* **INPUT RECORDS**:
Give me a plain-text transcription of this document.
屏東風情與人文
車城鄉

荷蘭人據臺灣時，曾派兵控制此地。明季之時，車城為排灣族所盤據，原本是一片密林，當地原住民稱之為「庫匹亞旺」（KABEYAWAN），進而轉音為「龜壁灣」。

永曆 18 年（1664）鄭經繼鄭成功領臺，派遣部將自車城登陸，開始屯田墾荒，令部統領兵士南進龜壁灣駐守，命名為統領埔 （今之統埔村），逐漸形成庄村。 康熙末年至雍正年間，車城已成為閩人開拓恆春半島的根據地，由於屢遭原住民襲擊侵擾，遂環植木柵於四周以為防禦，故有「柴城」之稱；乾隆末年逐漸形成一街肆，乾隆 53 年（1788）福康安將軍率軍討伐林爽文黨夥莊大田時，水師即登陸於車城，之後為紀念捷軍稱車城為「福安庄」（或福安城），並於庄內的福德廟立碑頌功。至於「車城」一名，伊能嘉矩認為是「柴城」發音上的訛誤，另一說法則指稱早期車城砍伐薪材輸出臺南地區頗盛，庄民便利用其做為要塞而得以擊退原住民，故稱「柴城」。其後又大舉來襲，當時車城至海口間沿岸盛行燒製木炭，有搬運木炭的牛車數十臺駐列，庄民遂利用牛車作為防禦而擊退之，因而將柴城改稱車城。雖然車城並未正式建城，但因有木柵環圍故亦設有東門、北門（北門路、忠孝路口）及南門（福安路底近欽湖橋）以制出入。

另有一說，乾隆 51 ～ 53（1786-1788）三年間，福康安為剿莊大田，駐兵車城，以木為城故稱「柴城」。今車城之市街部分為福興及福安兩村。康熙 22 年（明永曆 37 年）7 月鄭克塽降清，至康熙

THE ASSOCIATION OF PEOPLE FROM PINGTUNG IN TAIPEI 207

* **GIVEN TASK**: Reproduce the entire listing word for word.

* **RESULT OF THIS TASK**:
Give me a plain-text transcription of this document.
屏東風情與人文
車城鄉

荷蘭人據臺灣時，曾派兵控制此地。明季之時，車城為排灣族所盤據，原本是一片密林，當地原住民稱之為「庫匹亞旺」（KABEYAWAN），進而轉音為「龜壁灣」。

永曆 18 年（1664）鄭經繼鄭成功領臺，派遣部將自車城登陸，開始屯田墾荒，令部統領兵士南進龜壁灣駐守，命名為統領埔 （今之統埔村），逐漸形成庄村。 康熙末年至雍正年間，車城已成為閩人開拓恆春半島的根據地，由於屢遭原住民襲擊侵擾，遂環植木柵於四周以為防禦，故有「柴城」之稱；乾隆末年逐漸形成一街肆，乾隆 53 年（1788）福康安將軍率軍討伐林爽文黨夥莊大田時，水師即登陸於車城，之後為紀念捷軍稱車城為「福安庄」（或福安城），並於庄內的福德廟立碑頌功。至於「車城」一名，伊能嘉矩認為是「柴城」發音上的訛誤，另一說法則指稱早期車城砍伐薪材輸出臺南地區頗盛，庄民便利用其做為要塞而得以擊退原住民，故稱「柴城」。其後又大舉來襲，當時車城至海口間沿岸盛行燒製木炭，有搬運木炭的牛車數十臺駐列，庄民遂利用牛車作為防禦而擊退之，因而將柴城改稱車城。雖然車城並未正式建城，但因有木柵環圍故亦設有東門、北門（北門路、忠孝路口）及南門（福安路底近欽湖橋）以制出入。

另有一說，乾隆 51 ～ 53（1786-1788）三年間，福康安為剿莊大田，駐兵車城，以木為城故稱「柴城」。今車城之市街部分為福興及福安兩村。康熙 22 年（明永曆 37 年）7 月鄭克塽降清，至康熙

THE ASSOCIATION OF PEOPLE FROM PINGTUNG IN TAIPEI 207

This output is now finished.